» What you need to do: Please explain in one to three sentences why the Green Tea performance analysis says Green Tea struggles on the bleve-index benchmark.

» Provided text:
------------

V. Empirical Performance Analysis

The prototype was evaluated across a variety of benchmarks on multi-core Linux VMs. The results confirm the algorithm’s strengths and weaknesses.

5.1 Benchmark Performance Summary

The performance of Green Tea is highly dependent on the workload’s memory access patterns and data structures.

Benchmark CategoryWorkload DescriptionGreen Tea GC PerformanceKey Insight
GC-Heavy Microbenchmarksgarbage, binary-trees10-50% reduction in GC CPU costScales better with more cores, halves L1/L2 cache misses.
tile38High-fanout treeSubstantial improvement (35% GC overhead reduction)High fan-out generates high scan density, which is the ideal case for Green Tea.
bleve-indexLow-fanout, mutated binary treePerformance is a wash (slight regression on 16-core, improvement on 72/88-core)Struggles to generate locality from a shuffled heap. Scalability wins on many-core systems.
Go CompilerCompiling Go codeSlight, inconsistent regression (~0.5%)Largely insensitive to this GC change.

Table 1: Summary of Green Tea GC Benchmark Results

5.2 Analysis of Results

The data reveals a clear pattern: Green Tea excels when an application’s data structures have good inherent locality. In the tile38 benchmark, the high-fanout tree means that objects pointing to each other are often located within the same memory regions, allowing Green Tea to efficiently find and scan dense spans.

In contrast, the bleve-index benchmark, which involves frequent tree rotations, actively shuffles the heap’s memory layout. This creates a worst-case scenario where pointers cross large regions of the heap, and Green Tea struggles to find spans with more than one object to scan. In this case, its performance relies heavily on the single-object scan optimization to remain competitive, and its main advantage comes from better scalability on high-core-count machines. This highlights a key characteristic: Green Tea capitalizes on existing locality but cannot create it out of a randomly organized heap.

VI. Future Work and Strategic Direction

The span-based marking approach opens up new avenues for optimization that were not feasible with the object-centric model.

  • SIMD-Accelerated Scanning: Because objects within a span have a regular, predictable memory layout, it becomes possible to use Single Instruction, Multiple Data (SIMD) CPU instructions (like AVX512) to process them. A prototype SIMD-based scanning kernel has already demonstrated the potential to reduce GC overheads by an additional 15-20%. This work is ongoing, as it requires a high density of pointers to be effective.
  • Concentrator Network: An earlier, more complex design for Green Tea involved a “concentrator network” to sort and group pointers, artificially creating the high density required for efficient SIMD processing. While this approach was deferred due to its complexity, it remains a viable path for future exploration to generate locality even in challenging workloads.

------------

» Data section:
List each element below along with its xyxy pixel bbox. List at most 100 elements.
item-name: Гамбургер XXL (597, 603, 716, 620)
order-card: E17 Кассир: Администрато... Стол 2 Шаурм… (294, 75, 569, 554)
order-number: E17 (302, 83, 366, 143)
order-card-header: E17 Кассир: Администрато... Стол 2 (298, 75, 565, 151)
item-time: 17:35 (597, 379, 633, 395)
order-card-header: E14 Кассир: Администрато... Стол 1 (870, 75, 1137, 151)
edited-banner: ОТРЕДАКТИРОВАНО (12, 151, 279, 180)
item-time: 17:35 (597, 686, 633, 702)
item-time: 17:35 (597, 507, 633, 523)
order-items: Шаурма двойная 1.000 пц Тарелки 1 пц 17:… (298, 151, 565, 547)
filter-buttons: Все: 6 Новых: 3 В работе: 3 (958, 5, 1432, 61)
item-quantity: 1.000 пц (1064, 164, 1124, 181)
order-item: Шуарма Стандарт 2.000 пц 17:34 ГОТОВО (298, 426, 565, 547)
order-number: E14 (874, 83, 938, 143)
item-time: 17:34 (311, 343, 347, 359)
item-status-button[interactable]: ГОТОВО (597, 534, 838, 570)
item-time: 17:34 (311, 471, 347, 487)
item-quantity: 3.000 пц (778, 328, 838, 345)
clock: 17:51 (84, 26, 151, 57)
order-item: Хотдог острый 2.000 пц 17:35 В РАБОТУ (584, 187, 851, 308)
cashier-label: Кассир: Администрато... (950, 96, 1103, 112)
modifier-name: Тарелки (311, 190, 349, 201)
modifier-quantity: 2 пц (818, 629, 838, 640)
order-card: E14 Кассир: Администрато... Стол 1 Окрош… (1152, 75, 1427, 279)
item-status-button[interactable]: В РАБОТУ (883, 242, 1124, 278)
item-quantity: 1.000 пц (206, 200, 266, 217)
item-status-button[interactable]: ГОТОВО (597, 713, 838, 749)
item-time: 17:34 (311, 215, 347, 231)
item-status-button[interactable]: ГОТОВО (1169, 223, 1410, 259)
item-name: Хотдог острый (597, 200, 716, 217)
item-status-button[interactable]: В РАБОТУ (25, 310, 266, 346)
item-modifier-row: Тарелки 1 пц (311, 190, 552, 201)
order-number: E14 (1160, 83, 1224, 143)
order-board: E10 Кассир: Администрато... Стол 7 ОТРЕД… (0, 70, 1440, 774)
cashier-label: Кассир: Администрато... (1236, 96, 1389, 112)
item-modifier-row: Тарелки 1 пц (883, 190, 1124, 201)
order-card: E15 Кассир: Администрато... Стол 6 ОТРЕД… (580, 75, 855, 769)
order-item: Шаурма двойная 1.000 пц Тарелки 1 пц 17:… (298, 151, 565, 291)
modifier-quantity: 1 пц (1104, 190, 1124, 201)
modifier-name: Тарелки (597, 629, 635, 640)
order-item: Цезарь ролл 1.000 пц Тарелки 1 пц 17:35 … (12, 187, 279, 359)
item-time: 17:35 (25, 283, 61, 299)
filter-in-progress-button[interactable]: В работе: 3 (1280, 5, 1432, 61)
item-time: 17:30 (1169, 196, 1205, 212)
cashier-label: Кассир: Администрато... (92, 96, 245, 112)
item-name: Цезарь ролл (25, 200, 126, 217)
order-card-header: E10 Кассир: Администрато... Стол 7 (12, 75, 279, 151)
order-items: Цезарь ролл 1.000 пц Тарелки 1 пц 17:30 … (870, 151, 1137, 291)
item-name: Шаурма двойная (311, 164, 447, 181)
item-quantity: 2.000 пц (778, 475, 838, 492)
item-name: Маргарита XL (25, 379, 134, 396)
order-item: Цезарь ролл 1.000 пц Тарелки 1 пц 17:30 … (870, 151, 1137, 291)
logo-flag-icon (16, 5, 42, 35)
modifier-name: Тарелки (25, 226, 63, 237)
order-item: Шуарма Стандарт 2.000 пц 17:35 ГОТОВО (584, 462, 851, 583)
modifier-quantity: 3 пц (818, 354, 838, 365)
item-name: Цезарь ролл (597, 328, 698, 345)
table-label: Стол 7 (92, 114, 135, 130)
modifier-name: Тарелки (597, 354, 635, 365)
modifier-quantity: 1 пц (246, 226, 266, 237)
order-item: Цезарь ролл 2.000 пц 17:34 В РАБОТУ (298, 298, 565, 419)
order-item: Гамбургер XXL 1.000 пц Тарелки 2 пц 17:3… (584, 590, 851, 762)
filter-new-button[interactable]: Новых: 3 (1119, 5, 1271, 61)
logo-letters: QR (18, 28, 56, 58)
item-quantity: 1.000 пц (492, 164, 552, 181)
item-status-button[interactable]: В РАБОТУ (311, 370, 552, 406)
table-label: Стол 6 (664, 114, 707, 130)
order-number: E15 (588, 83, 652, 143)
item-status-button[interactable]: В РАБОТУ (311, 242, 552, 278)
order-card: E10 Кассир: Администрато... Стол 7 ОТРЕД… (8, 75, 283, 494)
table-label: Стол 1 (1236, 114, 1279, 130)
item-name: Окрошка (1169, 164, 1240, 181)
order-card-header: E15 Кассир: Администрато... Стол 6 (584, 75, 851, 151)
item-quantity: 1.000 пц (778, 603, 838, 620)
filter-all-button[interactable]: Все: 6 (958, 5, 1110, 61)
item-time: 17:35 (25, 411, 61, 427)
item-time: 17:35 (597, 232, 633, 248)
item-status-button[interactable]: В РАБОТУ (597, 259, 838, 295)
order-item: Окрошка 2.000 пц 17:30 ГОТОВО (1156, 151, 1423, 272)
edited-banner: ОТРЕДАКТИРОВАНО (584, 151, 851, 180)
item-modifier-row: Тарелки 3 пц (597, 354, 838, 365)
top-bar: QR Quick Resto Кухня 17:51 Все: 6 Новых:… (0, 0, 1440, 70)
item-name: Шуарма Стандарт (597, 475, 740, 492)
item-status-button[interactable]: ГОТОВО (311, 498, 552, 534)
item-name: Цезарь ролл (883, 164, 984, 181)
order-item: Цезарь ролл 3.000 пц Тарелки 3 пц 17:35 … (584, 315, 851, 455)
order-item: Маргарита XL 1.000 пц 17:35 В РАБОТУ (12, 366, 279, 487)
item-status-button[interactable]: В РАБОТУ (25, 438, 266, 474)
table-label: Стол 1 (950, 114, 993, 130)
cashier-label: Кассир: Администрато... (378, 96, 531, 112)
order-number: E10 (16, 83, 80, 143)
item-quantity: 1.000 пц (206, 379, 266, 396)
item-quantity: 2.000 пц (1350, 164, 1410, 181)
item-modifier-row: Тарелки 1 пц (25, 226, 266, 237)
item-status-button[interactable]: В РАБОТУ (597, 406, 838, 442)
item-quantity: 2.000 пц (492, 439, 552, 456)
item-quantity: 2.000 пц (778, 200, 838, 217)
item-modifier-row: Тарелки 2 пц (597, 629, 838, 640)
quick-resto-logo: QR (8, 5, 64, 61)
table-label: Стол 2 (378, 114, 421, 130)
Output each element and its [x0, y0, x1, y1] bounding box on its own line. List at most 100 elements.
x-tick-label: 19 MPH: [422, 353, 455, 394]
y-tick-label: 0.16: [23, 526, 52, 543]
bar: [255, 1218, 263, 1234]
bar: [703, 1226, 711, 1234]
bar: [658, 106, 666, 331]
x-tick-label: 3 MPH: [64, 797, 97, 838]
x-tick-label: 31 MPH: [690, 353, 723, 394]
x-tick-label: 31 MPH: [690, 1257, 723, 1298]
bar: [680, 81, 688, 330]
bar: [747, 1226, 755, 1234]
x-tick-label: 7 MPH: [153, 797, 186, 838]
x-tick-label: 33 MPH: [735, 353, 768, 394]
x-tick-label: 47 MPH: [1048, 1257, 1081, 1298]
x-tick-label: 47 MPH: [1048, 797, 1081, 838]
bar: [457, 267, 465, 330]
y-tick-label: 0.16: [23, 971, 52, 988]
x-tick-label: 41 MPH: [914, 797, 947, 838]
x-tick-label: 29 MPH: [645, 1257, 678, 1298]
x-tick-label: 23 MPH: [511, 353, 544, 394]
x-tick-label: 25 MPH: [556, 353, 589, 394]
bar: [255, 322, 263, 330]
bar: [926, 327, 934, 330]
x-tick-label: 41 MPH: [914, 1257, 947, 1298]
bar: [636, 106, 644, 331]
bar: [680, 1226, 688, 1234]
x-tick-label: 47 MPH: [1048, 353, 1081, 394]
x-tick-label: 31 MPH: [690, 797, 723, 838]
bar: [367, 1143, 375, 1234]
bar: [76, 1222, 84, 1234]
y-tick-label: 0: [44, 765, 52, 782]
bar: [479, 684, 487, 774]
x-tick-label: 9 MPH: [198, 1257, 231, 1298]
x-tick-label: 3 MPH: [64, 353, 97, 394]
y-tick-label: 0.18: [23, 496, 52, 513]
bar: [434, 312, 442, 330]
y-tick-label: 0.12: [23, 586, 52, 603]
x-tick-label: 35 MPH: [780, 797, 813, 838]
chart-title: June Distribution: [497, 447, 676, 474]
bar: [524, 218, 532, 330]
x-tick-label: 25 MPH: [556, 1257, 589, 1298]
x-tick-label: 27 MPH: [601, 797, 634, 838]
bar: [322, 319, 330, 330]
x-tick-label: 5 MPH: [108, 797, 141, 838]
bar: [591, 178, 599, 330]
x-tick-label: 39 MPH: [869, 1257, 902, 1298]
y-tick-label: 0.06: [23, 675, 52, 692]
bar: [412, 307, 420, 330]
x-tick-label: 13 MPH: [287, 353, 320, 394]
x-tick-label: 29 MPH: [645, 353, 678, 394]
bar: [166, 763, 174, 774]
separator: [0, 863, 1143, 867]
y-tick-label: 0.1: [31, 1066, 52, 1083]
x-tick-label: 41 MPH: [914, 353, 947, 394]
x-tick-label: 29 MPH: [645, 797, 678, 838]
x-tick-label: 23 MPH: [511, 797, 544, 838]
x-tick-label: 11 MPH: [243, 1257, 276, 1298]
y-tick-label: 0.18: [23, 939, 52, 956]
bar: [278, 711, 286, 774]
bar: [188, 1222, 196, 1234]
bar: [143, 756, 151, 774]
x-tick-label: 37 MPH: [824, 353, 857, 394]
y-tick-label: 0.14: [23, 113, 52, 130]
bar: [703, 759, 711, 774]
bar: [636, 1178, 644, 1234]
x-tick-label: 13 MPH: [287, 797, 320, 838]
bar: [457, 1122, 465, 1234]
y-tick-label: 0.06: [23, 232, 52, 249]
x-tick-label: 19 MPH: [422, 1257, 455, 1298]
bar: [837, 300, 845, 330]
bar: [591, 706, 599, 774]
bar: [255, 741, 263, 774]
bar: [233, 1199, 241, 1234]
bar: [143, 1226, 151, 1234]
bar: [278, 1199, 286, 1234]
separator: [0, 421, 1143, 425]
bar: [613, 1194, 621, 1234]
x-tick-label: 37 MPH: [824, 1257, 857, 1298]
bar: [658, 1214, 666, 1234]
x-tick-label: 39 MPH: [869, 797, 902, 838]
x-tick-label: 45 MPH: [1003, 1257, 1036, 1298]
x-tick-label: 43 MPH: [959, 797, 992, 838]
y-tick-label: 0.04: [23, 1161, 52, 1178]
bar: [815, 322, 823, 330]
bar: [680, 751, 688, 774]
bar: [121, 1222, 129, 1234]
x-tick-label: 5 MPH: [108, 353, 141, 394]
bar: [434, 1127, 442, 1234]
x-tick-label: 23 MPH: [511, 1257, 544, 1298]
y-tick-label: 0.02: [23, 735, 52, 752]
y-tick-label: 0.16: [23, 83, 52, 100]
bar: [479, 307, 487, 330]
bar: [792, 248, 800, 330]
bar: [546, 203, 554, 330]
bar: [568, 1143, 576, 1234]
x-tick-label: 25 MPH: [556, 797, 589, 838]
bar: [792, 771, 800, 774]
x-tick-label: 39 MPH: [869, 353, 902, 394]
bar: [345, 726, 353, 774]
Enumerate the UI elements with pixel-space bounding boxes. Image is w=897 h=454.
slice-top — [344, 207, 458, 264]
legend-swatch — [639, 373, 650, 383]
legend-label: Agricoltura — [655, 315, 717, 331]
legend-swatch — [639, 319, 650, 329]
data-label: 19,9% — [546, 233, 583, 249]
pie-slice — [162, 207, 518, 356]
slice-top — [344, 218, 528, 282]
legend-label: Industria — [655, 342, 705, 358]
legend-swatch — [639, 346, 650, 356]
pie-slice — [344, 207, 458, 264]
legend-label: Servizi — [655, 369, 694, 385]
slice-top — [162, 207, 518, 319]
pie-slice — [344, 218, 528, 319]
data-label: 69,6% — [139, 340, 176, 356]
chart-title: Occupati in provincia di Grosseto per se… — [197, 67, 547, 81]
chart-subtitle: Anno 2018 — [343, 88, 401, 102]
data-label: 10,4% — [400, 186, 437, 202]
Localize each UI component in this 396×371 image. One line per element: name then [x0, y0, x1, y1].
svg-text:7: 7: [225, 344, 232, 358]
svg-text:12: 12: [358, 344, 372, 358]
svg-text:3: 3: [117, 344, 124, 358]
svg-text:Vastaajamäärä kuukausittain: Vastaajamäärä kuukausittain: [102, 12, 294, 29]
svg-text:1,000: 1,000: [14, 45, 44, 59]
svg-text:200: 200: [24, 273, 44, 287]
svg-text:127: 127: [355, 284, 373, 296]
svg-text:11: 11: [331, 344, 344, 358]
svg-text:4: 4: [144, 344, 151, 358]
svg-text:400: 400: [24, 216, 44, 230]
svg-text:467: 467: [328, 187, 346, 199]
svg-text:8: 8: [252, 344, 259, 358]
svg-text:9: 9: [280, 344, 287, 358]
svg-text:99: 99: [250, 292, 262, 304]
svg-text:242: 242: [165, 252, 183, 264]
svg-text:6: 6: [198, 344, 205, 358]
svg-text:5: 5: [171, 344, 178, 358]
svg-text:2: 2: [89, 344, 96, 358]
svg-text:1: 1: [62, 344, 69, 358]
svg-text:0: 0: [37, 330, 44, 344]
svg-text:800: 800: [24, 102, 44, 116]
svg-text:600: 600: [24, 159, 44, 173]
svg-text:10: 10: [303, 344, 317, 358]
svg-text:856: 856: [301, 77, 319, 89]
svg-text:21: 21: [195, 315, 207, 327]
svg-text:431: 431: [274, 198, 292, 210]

------------

» Exercise result: The bleve-index benchmark involves frequent tree rotations that shuffle the heap's memory layout, so pointers cross large regions of the heap. Green Tea therefore struggles to find spans with more than one object to scan, because it can capitalize on existing locality but cannot create it out of a randomly organized heap.